## Your instructions
Tally the lines that contain the string "this" and give the number by itself.

Dataset items

-=-=-

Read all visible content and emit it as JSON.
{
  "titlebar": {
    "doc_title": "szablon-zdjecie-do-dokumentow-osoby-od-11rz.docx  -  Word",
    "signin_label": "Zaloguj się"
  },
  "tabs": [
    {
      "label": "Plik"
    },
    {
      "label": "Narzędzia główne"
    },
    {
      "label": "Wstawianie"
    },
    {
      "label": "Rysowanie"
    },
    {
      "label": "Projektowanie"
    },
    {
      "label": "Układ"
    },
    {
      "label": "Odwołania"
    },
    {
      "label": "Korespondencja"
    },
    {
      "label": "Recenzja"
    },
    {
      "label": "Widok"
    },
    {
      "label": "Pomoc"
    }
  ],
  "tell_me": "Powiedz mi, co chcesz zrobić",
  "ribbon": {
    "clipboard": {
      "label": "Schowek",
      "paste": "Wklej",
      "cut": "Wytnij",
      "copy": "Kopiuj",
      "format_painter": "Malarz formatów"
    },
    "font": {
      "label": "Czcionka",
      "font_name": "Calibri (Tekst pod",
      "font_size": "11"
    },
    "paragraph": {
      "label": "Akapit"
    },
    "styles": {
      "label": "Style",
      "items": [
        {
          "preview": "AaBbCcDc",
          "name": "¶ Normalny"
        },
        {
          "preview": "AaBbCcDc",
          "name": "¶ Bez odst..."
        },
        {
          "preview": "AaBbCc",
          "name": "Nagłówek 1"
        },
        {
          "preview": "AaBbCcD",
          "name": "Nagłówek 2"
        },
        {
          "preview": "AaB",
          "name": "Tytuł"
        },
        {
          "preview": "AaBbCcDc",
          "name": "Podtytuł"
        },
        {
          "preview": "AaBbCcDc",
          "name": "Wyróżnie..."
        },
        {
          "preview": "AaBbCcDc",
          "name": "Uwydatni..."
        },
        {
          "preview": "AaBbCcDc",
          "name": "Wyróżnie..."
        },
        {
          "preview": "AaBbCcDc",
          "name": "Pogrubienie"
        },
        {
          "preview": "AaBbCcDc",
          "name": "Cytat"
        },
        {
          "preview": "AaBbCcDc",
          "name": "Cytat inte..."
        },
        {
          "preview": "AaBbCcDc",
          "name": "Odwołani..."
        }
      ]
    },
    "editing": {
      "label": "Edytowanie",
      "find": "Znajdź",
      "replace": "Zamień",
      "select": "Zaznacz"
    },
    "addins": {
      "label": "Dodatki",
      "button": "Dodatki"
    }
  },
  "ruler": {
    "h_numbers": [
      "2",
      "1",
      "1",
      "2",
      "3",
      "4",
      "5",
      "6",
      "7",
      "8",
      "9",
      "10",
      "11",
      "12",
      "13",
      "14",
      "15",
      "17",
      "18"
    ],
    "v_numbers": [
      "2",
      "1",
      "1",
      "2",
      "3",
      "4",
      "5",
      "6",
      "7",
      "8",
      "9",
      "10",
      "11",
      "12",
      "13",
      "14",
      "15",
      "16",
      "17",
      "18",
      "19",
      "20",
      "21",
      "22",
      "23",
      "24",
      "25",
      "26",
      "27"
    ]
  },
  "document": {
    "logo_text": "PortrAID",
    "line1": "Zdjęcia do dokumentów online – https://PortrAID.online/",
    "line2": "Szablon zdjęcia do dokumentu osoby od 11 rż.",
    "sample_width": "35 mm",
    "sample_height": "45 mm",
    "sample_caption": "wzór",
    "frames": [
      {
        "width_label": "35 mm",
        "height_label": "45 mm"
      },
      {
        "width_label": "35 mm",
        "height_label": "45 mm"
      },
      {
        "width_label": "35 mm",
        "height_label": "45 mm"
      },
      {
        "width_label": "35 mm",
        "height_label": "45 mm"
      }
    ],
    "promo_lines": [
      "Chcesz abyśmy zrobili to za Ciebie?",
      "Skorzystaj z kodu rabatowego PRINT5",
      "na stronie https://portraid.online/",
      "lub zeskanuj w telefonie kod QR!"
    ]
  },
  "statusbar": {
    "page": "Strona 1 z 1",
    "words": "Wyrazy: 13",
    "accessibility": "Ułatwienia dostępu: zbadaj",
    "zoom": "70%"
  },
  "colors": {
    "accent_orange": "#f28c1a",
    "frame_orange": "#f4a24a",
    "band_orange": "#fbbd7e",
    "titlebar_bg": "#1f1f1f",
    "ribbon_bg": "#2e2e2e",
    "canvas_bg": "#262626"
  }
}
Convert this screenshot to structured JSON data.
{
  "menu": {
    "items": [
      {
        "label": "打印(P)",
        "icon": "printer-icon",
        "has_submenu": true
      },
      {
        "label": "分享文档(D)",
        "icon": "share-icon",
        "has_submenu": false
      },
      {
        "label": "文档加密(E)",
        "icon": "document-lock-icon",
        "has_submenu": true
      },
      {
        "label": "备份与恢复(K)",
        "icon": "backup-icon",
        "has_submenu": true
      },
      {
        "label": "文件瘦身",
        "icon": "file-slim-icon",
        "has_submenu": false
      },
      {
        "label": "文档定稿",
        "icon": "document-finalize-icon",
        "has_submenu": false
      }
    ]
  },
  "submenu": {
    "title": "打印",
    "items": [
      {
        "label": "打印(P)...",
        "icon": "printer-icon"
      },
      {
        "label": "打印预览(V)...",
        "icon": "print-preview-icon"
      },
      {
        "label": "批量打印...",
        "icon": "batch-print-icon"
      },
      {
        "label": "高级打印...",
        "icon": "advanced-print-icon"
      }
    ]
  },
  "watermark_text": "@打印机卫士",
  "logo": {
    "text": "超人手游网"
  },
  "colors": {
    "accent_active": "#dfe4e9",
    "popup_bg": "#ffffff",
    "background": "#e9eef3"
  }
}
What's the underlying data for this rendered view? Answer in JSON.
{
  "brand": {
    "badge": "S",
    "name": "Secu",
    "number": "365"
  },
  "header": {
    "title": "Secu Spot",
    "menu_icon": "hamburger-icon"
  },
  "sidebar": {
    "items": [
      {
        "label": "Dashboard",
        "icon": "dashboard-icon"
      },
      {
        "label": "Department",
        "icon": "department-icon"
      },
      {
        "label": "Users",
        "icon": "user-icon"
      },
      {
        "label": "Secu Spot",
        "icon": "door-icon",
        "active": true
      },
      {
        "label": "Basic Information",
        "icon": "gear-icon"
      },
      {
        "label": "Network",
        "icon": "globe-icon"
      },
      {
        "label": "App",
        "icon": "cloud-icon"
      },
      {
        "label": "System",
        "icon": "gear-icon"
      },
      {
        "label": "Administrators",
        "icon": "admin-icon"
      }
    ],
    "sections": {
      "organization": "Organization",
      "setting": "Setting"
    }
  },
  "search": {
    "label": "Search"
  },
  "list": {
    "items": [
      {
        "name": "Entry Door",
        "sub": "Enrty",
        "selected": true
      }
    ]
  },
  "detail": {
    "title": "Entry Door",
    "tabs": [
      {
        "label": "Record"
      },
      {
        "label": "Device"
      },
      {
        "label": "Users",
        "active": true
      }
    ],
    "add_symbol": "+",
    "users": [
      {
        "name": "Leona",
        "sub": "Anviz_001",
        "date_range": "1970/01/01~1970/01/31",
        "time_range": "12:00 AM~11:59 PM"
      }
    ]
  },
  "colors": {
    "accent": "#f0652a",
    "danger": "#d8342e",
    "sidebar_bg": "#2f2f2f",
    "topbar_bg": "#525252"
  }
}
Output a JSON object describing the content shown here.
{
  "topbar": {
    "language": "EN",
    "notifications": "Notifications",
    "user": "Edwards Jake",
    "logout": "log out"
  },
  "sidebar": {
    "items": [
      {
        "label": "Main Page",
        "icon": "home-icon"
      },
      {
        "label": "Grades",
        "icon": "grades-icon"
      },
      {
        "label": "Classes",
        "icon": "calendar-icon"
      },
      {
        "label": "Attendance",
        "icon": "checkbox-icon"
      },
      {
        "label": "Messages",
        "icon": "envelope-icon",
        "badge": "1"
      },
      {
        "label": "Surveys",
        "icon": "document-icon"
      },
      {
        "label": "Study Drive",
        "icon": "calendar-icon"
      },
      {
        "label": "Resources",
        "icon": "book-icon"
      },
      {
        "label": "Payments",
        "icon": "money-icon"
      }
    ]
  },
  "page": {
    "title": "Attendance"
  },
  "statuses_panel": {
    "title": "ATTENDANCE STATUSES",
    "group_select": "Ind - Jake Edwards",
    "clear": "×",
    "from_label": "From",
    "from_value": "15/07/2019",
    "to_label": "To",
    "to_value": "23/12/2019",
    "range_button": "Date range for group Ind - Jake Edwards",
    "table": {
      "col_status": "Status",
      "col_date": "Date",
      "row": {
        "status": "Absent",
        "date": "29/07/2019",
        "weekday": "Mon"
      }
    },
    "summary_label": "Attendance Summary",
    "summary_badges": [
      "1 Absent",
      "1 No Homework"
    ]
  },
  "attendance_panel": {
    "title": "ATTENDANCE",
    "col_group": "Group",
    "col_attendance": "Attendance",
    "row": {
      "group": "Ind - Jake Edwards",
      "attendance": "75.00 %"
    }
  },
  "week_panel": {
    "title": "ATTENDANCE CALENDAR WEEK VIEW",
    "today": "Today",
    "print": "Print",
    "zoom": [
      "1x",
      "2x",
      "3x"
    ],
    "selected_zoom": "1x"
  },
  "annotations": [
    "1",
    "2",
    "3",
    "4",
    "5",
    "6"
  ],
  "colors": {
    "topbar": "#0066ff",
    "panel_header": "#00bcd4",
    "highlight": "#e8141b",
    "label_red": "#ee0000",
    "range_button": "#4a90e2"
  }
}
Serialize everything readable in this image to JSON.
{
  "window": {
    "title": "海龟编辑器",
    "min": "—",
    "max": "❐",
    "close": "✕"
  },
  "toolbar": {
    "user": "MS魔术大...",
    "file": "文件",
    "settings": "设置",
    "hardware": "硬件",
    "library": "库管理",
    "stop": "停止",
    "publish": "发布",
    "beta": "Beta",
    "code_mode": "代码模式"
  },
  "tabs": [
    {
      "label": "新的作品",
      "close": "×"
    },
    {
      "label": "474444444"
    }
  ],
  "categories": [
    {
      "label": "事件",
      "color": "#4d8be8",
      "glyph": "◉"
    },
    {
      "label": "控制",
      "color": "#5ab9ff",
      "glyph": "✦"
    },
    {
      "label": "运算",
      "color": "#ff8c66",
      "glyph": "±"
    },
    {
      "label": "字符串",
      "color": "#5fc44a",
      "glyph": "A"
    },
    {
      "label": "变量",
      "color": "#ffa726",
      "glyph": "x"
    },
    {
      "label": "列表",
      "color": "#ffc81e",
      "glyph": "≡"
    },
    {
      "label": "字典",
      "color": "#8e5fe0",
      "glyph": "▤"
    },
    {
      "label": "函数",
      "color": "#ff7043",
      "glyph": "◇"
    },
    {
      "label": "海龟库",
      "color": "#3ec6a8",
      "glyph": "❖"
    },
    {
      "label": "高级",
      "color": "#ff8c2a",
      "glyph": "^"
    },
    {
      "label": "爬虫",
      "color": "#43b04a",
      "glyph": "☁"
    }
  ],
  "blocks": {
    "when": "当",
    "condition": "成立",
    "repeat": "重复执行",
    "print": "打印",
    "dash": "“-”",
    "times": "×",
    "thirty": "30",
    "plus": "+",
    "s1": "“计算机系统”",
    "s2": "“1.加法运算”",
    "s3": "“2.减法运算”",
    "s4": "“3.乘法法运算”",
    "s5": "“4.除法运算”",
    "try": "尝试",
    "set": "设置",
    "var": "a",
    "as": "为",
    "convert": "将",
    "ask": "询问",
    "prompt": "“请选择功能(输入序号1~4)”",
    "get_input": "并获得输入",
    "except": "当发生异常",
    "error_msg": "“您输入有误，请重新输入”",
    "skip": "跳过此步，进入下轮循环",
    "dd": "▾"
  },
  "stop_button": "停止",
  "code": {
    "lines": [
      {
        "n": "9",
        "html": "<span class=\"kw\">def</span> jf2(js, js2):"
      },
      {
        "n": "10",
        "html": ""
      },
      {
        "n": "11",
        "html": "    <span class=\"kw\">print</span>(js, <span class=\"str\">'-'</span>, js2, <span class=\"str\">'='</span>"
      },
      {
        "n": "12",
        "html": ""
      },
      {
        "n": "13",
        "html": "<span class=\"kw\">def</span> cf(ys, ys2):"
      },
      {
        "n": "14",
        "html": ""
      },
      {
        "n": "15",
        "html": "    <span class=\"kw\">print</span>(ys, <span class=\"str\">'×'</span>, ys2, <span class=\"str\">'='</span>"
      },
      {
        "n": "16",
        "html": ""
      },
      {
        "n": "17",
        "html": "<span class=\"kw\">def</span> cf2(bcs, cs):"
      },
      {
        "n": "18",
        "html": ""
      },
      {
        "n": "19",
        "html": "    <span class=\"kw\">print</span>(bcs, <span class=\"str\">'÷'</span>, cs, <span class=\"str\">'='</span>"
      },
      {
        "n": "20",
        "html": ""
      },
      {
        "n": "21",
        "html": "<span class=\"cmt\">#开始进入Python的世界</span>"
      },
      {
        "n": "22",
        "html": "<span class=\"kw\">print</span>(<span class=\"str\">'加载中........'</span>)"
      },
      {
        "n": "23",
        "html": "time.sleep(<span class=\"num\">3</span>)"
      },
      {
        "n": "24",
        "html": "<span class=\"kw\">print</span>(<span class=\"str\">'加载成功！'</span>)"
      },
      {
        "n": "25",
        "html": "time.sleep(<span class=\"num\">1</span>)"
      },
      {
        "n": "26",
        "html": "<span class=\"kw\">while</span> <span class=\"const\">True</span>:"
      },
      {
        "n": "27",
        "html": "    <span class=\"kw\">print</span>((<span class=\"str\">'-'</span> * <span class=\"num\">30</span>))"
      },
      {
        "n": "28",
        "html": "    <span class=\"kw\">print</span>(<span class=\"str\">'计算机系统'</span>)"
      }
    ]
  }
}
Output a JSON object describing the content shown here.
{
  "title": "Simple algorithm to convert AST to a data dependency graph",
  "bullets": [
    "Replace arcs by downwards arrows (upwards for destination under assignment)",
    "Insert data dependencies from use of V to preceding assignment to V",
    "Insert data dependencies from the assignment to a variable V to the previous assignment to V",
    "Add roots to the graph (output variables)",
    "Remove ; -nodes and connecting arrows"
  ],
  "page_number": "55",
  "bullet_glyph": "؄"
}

-=-=-

## Output
3